--- Problem description ---
Each line containing the word "data" must be reported.

--- Listed entries ---
——

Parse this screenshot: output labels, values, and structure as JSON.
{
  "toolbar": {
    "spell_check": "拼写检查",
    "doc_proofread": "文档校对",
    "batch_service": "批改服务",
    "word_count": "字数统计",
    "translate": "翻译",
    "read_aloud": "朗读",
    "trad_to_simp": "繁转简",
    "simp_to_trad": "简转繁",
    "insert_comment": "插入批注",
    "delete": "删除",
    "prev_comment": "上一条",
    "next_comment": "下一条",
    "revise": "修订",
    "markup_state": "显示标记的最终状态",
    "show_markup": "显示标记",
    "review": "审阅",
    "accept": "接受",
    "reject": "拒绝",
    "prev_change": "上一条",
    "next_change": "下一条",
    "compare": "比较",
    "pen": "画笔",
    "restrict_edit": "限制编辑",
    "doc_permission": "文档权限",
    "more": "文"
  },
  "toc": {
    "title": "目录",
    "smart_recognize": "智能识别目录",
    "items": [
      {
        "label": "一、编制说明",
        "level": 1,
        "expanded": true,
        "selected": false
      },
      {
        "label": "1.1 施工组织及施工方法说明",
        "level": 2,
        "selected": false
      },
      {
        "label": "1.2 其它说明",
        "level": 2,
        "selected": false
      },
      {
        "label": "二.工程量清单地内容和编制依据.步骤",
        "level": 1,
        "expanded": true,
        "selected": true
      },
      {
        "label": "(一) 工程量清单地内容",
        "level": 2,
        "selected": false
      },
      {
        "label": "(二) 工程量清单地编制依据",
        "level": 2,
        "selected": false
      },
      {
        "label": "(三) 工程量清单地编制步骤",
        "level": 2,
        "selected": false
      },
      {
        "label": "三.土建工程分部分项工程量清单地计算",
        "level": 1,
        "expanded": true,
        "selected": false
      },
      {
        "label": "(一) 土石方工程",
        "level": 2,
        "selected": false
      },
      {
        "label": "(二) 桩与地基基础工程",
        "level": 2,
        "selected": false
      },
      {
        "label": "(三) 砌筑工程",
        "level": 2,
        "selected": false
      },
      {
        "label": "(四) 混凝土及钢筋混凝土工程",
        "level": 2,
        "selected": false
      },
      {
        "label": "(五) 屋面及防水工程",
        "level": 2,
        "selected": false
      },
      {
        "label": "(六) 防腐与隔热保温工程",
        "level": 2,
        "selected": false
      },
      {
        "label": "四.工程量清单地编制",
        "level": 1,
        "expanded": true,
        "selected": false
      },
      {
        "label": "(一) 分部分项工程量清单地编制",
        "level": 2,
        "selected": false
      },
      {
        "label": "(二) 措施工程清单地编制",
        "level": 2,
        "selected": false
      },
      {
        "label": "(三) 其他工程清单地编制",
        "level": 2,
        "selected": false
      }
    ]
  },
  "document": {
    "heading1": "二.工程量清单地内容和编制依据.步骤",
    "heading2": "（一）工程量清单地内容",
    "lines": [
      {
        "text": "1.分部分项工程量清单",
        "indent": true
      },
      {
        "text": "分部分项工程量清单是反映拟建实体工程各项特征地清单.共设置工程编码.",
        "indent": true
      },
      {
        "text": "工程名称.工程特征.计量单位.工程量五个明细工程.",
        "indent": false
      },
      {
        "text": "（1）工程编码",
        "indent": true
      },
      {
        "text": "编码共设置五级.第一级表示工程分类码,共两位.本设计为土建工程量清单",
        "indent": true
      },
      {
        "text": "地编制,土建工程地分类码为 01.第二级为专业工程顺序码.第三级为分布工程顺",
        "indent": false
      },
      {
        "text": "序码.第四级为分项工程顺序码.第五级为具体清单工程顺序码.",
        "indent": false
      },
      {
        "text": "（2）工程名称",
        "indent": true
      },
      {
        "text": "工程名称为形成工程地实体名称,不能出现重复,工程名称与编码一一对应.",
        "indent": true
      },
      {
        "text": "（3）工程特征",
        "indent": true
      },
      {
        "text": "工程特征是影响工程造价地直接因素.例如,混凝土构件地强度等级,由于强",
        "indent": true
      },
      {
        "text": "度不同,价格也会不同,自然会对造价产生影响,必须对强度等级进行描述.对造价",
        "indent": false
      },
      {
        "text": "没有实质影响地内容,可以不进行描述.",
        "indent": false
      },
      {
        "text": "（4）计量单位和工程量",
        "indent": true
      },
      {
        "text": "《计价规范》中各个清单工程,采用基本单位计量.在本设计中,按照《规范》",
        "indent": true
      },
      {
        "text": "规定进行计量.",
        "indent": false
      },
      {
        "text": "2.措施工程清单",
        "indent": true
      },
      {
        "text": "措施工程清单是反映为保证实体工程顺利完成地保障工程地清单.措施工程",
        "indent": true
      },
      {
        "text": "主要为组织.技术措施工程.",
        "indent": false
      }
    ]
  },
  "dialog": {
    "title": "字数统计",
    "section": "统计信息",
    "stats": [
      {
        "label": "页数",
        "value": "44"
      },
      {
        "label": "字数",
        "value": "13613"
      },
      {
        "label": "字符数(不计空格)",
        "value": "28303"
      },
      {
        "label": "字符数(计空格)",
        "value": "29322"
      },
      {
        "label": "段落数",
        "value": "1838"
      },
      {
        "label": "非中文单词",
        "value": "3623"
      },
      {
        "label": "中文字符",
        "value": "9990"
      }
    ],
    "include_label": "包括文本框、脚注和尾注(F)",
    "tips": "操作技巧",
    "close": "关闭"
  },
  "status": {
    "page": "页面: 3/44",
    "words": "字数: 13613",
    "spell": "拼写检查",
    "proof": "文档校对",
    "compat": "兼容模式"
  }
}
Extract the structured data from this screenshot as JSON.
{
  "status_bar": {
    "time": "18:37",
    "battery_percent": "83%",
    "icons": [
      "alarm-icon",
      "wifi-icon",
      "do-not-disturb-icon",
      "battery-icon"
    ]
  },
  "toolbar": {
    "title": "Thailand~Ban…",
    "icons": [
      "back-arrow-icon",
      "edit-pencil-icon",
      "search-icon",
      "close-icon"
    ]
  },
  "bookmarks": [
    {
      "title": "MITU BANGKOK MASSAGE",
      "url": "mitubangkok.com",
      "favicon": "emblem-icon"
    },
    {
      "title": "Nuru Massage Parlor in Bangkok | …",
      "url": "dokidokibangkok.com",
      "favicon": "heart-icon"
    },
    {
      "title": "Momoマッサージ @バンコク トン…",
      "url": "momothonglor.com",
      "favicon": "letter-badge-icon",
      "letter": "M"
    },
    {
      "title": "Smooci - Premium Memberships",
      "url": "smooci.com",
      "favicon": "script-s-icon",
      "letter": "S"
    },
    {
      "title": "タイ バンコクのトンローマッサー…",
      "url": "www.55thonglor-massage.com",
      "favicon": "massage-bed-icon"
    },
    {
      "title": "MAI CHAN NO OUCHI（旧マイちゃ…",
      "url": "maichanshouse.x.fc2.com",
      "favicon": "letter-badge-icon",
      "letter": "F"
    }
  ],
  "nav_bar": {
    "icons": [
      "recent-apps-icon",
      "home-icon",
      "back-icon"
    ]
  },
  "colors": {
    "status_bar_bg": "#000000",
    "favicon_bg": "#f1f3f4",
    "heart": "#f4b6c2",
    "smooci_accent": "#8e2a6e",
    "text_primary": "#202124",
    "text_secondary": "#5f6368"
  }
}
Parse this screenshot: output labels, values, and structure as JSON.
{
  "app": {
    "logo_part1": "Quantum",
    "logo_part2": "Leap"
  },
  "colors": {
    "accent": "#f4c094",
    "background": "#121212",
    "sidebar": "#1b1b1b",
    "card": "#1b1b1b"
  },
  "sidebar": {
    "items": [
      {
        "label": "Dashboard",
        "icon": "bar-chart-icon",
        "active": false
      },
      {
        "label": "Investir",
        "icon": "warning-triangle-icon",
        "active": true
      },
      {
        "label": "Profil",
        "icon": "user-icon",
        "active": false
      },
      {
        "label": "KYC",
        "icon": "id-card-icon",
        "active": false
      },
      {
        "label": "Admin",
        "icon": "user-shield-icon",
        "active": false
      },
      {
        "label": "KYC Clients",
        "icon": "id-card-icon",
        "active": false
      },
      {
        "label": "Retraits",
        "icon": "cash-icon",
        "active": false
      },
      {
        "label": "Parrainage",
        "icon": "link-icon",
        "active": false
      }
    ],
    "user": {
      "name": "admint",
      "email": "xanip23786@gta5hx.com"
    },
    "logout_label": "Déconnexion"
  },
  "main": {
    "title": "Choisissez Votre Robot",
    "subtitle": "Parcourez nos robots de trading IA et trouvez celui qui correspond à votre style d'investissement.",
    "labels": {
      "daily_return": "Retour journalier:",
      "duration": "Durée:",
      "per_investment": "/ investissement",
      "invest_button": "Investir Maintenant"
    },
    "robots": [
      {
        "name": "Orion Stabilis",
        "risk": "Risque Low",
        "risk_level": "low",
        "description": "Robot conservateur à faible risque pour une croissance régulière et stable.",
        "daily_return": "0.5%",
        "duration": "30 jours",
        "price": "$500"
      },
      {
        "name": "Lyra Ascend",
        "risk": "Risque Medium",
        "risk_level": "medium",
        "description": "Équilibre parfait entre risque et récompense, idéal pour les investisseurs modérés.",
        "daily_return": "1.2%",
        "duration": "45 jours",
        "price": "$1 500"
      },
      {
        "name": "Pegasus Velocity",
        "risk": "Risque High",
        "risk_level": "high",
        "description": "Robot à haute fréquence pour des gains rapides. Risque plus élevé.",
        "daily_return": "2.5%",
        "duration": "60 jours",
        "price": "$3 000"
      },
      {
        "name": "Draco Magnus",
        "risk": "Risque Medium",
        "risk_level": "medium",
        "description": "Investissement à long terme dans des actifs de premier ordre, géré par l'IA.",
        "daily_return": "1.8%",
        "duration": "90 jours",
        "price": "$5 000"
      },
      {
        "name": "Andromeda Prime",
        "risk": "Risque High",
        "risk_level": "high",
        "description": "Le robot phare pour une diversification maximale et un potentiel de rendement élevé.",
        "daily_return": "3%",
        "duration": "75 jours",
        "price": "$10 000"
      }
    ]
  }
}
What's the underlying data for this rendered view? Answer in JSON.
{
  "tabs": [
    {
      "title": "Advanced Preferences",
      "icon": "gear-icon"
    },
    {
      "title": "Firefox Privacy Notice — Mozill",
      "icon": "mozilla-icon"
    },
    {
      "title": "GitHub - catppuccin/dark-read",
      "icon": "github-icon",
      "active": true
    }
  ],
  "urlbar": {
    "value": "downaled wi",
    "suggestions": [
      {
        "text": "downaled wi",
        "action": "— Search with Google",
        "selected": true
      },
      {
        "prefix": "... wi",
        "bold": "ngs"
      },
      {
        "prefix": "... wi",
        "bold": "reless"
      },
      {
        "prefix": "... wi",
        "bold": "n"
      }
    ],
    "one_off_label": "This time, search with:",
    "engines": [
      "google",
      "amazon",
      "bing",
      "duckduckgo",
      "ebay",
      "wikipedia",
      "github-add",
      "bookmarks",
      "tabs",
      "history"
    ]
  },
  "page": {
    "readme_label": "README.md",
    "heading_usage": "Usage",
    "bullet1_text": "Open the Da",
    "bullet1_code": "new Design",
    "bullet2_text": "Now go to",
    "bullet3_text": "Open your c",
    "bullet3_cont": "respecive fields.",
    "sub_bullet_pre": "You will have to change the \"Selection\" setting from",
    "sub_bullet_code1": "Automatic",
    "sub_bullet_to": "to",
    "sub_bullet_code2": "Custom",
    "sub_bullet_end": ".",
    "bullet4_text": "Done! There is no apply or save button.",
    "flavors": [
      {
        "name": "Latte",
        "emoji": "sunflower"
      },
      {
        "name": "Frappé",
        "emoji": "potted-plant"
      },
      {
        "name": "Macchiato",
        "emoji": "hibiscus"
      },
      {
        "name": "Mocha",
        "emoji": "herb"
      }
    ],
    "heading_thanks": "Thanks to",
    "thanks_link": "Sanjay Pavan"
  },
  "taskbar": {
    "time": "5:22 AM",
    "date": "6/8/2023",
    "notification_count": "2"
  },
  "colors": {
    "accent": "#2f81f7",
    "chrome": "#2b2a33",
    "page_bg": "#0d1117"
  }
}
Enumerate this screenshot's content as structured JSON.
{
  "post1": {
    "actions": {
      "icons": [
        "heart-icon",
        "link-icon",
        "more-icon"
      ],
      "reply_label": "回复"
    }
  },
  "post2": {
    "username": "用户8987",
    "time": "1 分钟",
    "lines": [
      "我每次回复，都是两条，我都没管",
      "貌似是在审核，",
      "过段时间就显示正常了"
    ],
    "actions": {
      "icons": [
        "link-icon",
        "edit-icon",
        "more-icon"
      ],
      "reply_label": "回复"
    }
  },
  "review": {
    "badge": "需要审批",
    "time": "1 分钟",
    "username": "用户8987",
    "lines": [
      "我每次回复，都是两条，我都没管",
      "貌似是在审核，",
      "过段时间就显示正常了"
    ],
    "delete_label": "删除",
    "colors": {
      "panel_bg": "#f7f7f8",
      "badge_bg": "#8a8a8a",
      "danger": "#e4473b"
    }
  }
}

——

--- Solution to this exercise ---
Extract the structured data from this screenshot as JSON.
What's the underlying data for this rendered view? Answer in JSON.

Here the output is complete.